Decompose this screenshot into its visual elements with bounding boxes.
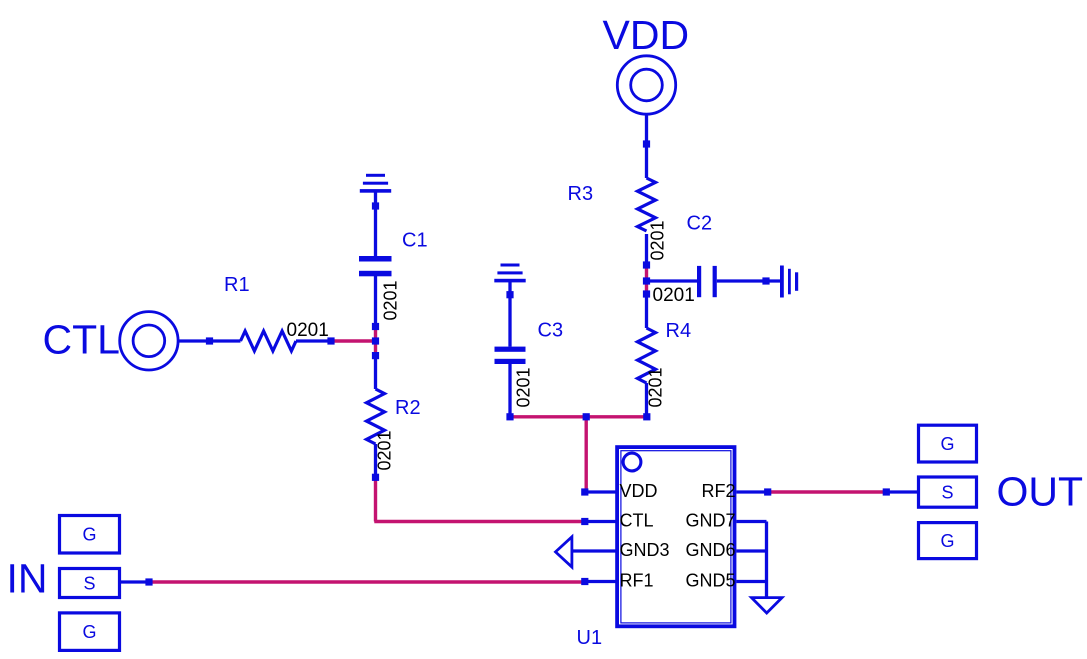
svg-text:G: G — [940, 434, 954, 454]
svg-text:C1: C1 — [402, 230, 428, 252]
svg-text:OUT: OUT — [997, 468, 1084, 514]
svg-text:0201: 0201 — [648, 220, 668, 260]
svg-text:GND7: GND7 — [685, 510, 735, 530]
svg-text:C3: C3 — [538, 320, 564, 342]
svg-text:0201: 0201 — [653, 285, 695, 306]
svg-text:C2: C2 — [687, 213, 713, 235]
svg-text:S: S — [941, 483, 953, 503]
svg-text:R4: R4 — [666, 320, 692, 342]
svg-text:G: G — [82, 525, 96, 545]
svg-text:GND5: GND5 — [685, 570, 735, 590]
svg-text:R3: R3 — [568, 183, 594, 205]
svg-text:VDD: VDD — [603, 12, 690, 58]
svg-text:R1: R1 — [224, 274, 250, 296]
svg-text:IN: IN — [7, 556, 48, 602]
svg-text:VDD: VDD — [620, 481, 658, 501]
svg-text:GND6: GND6 — [685, 540, 735, 560]
svg-text:0201: 0201 — [381, 280, 401, 320]
svg-text:G: G — [82, 622, 96, 642]
svg-text:U1: U1 — [577, 627, 603, 649]
svg-text:0201: 0201 — [287, 320, 329, 341]
svg-text:G: G — [940, 531, 954, 551]
svg-text:GND3: GND3 — [620, 540, 670, 560]
svg-text:0201: 0201 — [514, 367, 534, 407]
svg-text:CTL: CTL — [43, 316, 120, 362]
svg-text:S: S — [83, 573, 95, 593]
svg-text:0201: 0201 — [646, 367, 666, 407]
svg-text:0201: 0201 — [375, 430, 395, 470]
svg-text:CTL: CTL — [620, 510, 654, 530]
svg-text:R2: R2 — [395, 397, 421, 419]
svg-text:RF1: RF1 — [620, 570, 654, 590]
svg-text:RF2: RF2 — [701, 481, 735, 501]
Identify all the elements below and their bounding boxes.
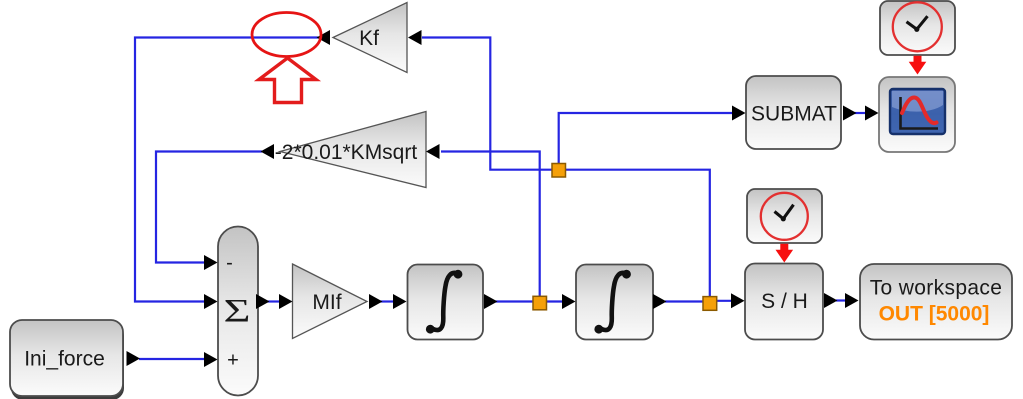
arrowhead sum output [256, 294, 270, 309]
arrowhead KMsqrt input [426, 144, 440, 159]
arrowhead MIf input [279, 294, 293, 309]
wire sum output to MIf [267, 300, 280, 302]
wire junction j2 to integrator 2 [545, 300, 562, 302]
arrowhead integrator 1 input [393, 294, 407, 309]
red activation arrow clock1 to scope [909, 56, 927, 75]
svg-text:Σ: Σ [224, 294, 251, 330]
gain Kf [333, 3, 407, 73]
svg-text:Kf: Kf [359, 27, 379, 50]
wire junction j1 up to SUBMAT input [559, 113, 732, 165]
svg-text:To workspace: To workspace [870, 277, 1003, 300]
svg-text:OUT [5000]: OUT [5000] [879, 303, 990, 326]
red block arrow annotation [259, 58, 316, 103]
arrowhead SUBMAT input [732, 106, 746, 121]
svg-text:S / H: S / H [761, 290, 808, 313]
wire junction j3 to S/H [714, 300, 731, 302]
red activation arrow clock2 to S/H [776, 244, 794, 263]
integrator 2 [576, 265, 653, 340]
arrowhead Ini_force output [127, 351, 141, 366]
wire KMsqrt output to sum - input [156, 152, 262, 263]
integrator 1 [408, 265, 484, 340]
clock block 2 (above S/H) [747, 189, 822, 243]
arrowhead integrator 2 input [562, 294, 576, 309]
block Ini_force [10, 320, 123, 396]
junction j2 [533, 296, 547, 310]
sum block (BIGSOM) [218, 227, 258, 396]
gain -2*0.01*KMsqrt [275, 112, 426, 188]
arrowhead KMsqrt output [261, 144, 275, 159]
svg-text:-2*0.01*KMsqrt: -2*0.01*KMsqrt [275, 141, 418, 164]
wire SUBMAT to scope [854, 112, 865, 114]
block S/H [745, 264, 823, 340]
svg-text:-: - [226, 252, 233, 274]
svg-text:+: + [227, 350, 239, 372]
svg-text:Ini_force: Ini_force [24, 348, 105, 371]
wire junction j2 up to KMsqrt input [441, 152, 540, 298]
svg-text:MIf: MIf [312, 291, 341, 314]
arrowhead SUBMAT output [843, 106, 857, 121]
wire junction j1 left and up to Kf input [422, 38, 553, 170]
wire MIf output to integrator 1 [380, 300, 394, 302]
arrowhead Kf output [317, 30, 331, 45]
arrowhead sum input plus [204, 352, 218, 367]
wire junction j3 up and left to junction j1 [565, 170, 710, 297]
arrowhead integrator 2 output [653, 294, 667, 309]
arrowhead sum input middle [204, 294, 218, 309]
arrowhead To workspace input [845, 293, 859, 308]
red ellipse annotation [252, 13, 321, 57]
arrowhead Kf input [408, 30, 422, 45]
block SUBMAT [746, 76, 841, 149]
block Ini_force shadow [11, 324, 124, 399]
clock block 1 (top right) [880, 1, 955, 55]
wire integrator 1 to junction j2 [495, 300, 536, 302]
junction j3 [703, 297, 717, 311]
wire S/H to To workspace [836, 299, 846, 301]
arrowhead MIf output [369, 294, 383, 309]
svg-text:SUBMAT: SUBMAT [751, 103, 837, 126]
wire integrator 2 to junction j3 [665, 300, 706, 302]
wire Kf output to sum middle input [135, 38, 318, 302]
scope block [879, 77, 955, 152]
wire Ini_force to sum + input [139, 358, 204, 360]
arrowhead integrator 1 output [484, 294, 498, 309]
junction j1 [552, 164, 566, 178]
block To workspace [860, 264, 1012, 340]
arrowhead S/H output [824, 293, 838, 308]
gain MIf [293, 264, 368, 339]
arrowhead sum input minus [204, 255, 218, 270]
arrowhead scope input [865, 106, 879, 121]
arrowhead S/H input [731, 293, 745, 308]
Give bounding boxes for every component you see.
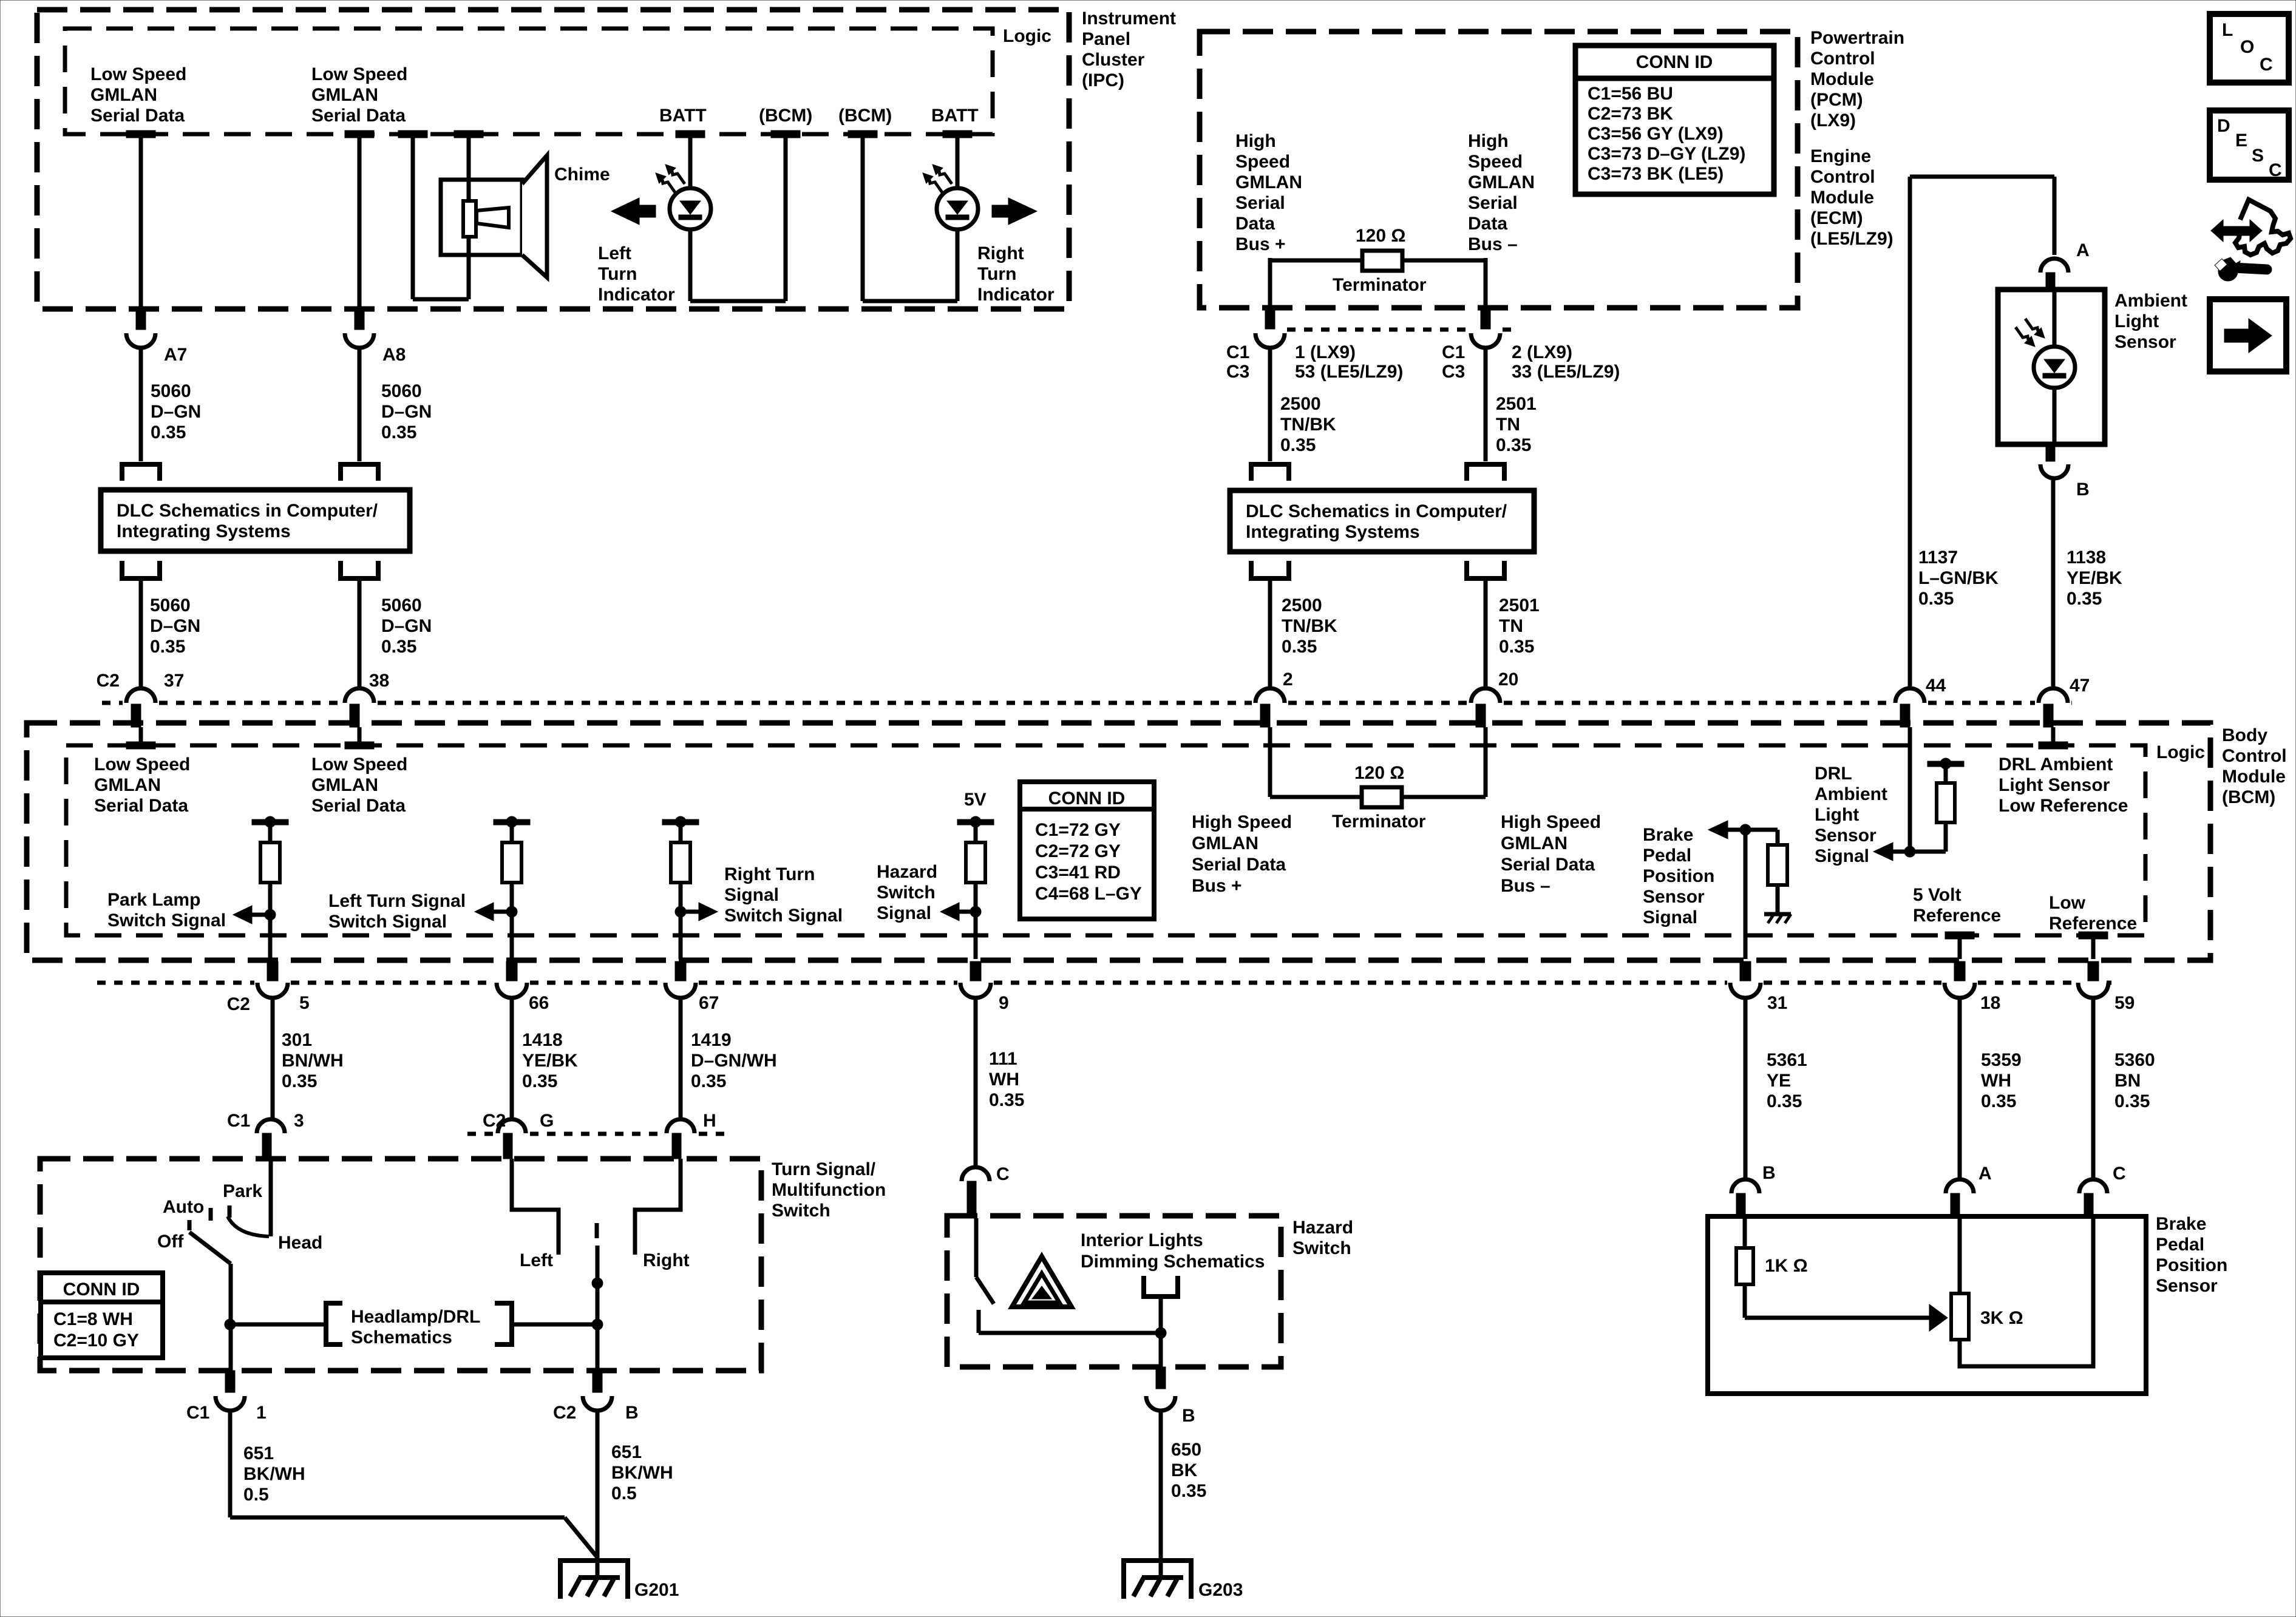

**********

**WHAT TO PRODUCE**
Copy out every one of the records above word for word, leaving out the pictures.

**RESPONSE**
Decompose this screenshot into its visual elements with bounding boxes.
svg-text:G: G — [940, 434, 954, 454]
svg-text:C1: C1 — [402, 230, 428, 252]
svg-text:OUT: OUT — [997, 468, 1084, 514]
svg-text:0201: 0201 — [648, 220, 668, 260]
svg-text:GND7: GND7 — [685, 510, 735, 530]
svg-text:C3: C3 — [538, 320, 564, 342]
svg-text:0201: 0201 — [653, 285, 695, 306]
svg-text:C2: C2 — [687, 213, 713, 235]
svg-text:S: S — [941, 483, 953, 503]
svg-text:R4: R4 — [666, 320, 692, 342]
svg-text:G: G — [82, 525, 96, 545]
svg-text:GND5: GND5 — [685, 570, 735, 590]
svg-text:R3: R3 — [568, 183, 594, 205]
svg-text:VDD: VDD — [603, 12, 690, 58]
svg-text:R1: R1 — [224, 274, 250, 296]
svg-text:IN: IN — [7, 556, 48, 602]
svg-text:VDD: VDD — [620, 481, 658, 501]
svg-text:GND6: GND6 — [685, 540, 735, 560]
svg-text:0201: 0201 — [381, 280, 401, 320]
svg-text:G: G — [82, 622, 96, 642]
svg-text:U1: U1 — [577, 627, 603, 649]
svg-text:0201: 0201 — [287, 320, 329, 341]
svg-text:G: G — [940, 531, 954, 551]
svg-text:GND3: GND3 — [620, 540, 670, 560]
svg-text:0201: 0201 — [514, 367, 534, 407]
svg-text:CTL: CTL — [43, 316, 120, 362]
svg-text:S: S — [83, 573, 95, 593]
svg-text:0201: 0201 — [646, 367, 666, 407]
svg-text:0201: 0201 — [375, 430, 395, 470]
svg-text:CTL: CTL — [620, 510, 654, 530]
svg-text:R2: R2 — [395, 397, 421, 419]
svg-text:RF1: RF1 — [620, 570, 654, 590]
svg-text:RF2: RF2 — [701, 481, 735, 501]
Identify all the elements below and their bounding boxes.
arrowhead sum output [256, 294, 270, 309]
arrowhead KMsqrt input [426, 144, 440, 159]
arrowhead MIf input [279, 294, 293, 309]
wire sum output to MIf [267, 300, 280, 302]
wire junction j2 to integrator 2 [545, 300, 562, 302]
arrowhead integrator 1 input [393, 294, 407, 309]
red activation arrow clock1 to scope [909, 56, 927, 75]
svg-text:Σ: Σ [224, 294, 251, 330]
gain Kf [333, 3, 407, 73]
svg-text:Kf: Kf [359, 27, 379, 50]
wire junction j1 up to SUBMAT input [559, 113, 732, 165]
svg-text:To workspace: To workspace [870, 277, 1003, 300]
svg-text:OUT [5000]: OUT [5000] [879, 303, 990, 326]
red block arrow annotation [259, 58, 316, 103]
arrowhead SUBMAT input [732, 106, 746, 121]
svg-text:S / H: S / H [761, 290, 808, 313]
wire junction j3 to S/H [714, 300, 731, 302]
red activation arrow clock2 to S/H [776, 244, 794, 263]
integrator 2 [576, 265, 653, 340]
arrowhead Ini_force output [127, 351, 141, 366]
wire KMsqrt output to sum - input [156, 152, 262, 263]
integrator 1 [408, 265, 484, 340]
clock block 2 (above S/H) [747, 189, 822, 243]
arrowhead integrator 2 input [562, 294, 576, 309]
block Ini_force [10, 320, 123, 396]
junction j2 [533, 296, 547, 310]
sum block (BIGSOM) [218, 227, 258, 396]
gain -2*0.01*KMsqrt [275, 112, 426, 188]
arrowhead KMsqrt output [261, 144, 275, 159]
svg-text:-2*0.01*KMsqrt: -2*0.01*KMsqrt [275, 141, 418, 164]
wire SUBMAT to scope [854, 112, 865, 114]
block S/H [745, 264, 823, 340]
svg-text:-: - [226, 252, 233, 274]
svg-text:+: + [227, 350, 239, 372]
svg-text:Ini_force: Ini_force [24, 348, 105, 371]
wire junction j2 up to KMsqrt input [441, 152, 540, 298]
svg-text:MIf: MIf [312, 291, 341, 314]
arrowhead SUBMAT output [843, 106, 857, 121]
wire junction j1 left and up to Kf input [422, 38, 553, 170]
wire MIf output to integrator 1 [380, 300, 394, 302]
arrowhead Kf output [317, 30, 331, 45]
arrowhead sum input plus [204, 352, 218, 367]
wire junction j3 up and left to junction j1 [565, 170, 710, 297]
arrowhead integrator 2 output [653, 294, 667, 309]
arrowhead sum input middle [204, 294, 218, 309]
arrowhead To workspace input [845, 293, 859, 308]
red ellipse annotation [252, 13, 321, 57]
arrowhead Kf input [408, 30, 422, 45]
block SUBMAT [746, 76, 841, 149]
block Ini_force shadow [11, 324, 124, 399]
clock block 1 (top right) [880, 1, 955, 55]
wire integrator 1 to junction j2 [495, 300, 536, 302]
junction j3 [703, 297, 717, 311]
wire S/H to To workspace [836, 299, 846, 301]
arrowhead MIf output [369, 294, 383, 309]
svg-text:SUBMAT: SUBMAT [751, 103, 837, 126]
wire integrator 2 to junction j3 [665, 300, 706, 302]
wire Kf output to sum middle input [135, 38, 318, 302]
scope block [879, 77, 955, 152]
wire Ini_force to sum + input [139, 358, 204, 360]
arrowhead integrator 1 output [484, 294, 498, 309]
junction j1 [552, 164, 566, 178]
block To workspace [860, 264, 1012, 340]
arrowhead S/H output [824, 293, 838, 308]
gain MIf [293, 264, 368, 339]
arrowhead sum input minus [204, 255, 218, 270]
arrowhead scope input [865, 106, 879, 121]
arrowhead S/H input [731, 293, 745, 308]
Give bounding boxes for every component you see.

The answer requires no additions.